### WHAT TO DO
Read the lines that follow and pick out every one containing the word "offset".

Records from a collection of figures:
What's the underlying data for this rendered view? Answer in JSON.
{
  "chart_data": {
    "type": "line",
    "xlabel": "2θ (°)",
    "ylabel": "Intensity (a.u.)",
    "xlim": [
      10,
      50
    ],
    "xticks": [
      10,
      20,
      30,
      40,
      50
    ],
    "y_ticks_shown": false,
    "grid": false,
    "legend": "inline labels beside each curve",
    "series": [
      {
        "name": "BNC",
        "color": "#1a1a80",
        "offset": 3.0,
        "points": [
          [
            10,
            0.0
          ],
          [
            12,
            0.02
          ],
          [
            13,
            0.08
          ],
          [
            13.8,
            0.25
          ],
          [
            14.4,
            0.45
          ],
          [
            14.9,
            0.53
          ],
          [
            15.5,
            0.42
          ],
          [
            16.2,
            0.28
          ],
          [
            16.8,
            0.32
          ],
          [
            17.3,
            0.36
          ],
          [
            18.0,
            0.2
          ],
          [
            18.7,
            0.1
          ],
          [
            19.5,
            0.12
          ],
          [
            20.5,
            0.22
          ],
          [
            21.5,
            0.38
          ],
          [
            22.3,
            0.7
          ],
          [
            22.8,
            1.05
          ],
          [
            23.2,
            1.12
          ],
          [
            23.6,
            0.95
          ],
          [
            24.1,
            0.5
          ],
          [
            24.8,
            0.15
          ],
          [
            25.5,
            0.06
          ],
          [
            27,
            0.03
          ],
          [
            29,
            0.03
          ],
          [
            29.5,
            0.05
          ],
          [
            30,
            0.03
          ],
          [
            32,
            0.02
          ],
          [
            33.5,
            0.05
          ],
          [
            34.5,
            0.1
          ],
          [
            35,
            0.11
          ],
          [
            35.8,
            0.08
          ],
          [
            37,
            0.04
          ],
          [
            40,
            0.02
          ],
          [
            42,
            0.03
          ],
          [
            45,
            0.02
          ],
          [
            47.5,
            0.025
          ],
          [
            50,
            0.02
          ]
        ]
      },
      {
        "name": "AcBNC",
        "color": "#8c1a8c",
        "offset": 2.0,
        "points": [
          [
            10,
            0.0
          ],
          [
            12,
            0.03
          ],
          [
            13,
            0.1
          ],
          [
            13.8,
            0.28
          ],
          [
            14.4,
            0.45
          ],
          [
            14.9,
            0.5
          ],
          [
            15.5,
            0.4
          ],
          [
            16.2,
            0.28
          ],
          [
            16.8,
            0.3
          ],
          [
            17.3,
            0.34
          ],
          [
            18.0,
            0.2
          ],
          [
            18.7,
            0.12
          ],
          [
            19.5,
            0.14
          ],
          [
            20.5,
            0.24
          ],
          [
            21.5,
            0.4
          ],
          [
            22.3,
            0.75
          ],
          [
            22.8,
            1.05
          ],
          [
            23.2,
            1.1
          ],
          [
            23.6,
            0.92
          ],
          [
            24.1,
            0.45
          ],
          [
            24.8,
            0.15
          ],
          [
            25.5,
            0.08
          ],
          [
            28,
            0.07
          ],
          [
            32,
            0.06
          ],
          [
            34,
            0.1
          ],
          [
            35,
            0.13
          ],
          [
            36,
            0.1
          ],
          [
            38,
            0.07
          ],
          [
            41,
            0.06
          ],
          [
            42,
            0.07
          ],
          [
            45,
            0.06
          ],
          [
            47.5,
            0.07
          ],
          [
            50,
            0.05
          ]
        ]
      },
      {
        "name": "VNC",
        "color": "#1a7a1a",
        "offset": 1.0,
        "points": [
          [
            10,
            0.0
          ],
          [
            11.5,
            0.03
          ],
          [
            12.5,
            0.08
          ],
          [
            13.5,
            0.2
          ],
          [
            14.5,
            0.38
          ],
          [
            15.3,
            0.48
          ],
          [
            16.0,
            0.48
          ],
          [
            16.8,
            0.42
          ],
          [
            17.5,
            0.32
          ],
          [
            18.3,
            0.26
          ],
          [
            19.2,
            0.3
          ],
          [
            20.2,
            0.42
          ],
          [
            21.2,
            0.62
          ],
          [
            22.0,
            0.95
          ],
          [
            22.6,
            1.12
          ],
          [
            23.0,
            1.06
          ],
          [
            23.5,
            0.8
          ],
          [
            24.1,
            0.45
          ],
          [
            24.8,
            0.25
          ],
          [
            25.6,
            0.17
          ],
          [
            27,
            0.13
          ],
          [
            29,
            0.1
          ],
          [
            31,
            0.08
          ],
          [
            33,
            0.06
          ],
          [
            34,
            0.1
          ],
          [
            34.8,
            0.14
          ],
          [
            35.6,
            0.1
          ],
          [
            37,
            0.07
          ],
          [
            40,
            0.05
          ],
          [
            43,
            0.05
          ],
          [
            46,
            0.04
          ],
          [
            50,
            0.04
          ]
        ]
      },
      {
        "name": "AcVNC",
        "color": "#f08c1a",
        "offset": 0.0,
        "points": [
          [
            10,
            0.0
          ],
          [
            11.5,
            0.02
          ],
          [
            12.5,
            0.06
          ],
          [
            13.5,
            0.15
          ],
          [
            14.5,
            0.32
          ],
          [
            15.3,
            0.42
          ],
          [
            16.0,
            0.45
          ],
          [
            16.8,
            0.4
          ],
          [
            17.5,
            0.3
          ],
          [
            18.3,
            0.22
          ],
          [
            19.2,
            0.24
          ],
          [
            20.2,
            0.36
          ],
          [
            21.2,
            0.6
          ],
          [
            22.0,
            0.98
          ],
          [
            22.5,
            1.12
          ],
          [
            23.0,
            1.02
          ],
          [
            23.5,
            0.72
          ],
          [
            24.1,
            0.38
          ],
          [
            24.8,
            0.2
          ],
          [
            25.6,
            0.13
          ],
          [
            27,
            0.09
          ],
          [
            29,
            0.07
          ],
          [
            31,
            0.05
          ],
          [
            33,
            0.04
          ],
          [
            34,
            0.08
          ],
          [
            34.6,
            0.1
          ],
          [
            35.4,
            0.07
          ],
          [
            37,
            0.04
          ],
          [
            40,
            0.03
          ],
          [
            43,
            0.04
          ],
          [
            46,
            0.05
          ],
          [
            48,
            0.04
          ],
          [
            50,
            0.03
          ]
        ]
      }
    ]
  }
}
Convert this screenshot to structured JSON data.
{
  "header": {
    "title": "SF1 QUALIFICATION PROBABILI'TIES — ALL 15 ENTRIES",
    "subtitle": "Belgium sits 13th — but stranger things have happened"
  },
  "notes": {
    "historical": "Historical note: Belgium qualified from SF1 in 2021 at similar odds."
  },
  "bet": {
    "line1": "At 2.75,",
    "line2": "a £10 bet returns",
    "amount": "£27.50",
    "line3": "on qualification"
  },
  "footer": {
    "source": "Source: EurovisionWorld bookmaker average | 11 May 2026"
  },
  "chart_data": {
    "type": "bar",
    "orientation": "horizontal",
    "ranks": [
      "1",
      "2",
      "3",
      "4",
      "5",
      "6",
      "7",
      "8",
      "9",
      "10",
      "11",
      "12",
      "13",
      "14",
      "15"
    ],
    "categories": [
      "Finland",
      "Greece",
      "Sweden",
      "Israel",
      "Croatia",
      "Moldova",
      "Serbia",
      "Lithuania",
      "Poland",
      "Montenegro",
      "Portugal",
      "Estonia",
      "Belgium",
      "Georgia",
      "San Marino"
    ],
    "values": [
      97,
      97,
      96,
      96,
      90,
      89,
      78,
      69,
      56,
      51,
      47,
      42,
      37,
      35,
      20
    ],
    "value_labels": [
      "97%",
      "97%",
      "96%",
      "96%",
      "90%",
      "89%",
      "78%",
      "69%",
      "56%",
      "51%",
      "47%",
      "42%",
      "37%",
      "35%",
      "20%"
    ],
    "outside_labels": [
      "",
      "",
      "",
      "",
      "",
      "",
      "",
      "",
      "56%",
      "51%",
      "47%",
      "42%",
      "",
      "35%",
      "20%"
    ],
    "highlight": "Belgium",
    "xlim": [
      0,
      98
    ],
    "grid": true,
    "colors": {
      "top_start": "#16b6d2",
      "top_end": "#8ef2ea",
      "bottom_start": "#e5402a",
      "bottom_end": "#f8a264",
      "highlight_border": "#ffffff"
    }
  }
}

### FULL OUTPUT
        "offset": 3.0,
        "offset": 2.0,
        "offset": 1.0,
        "offset": 0.0,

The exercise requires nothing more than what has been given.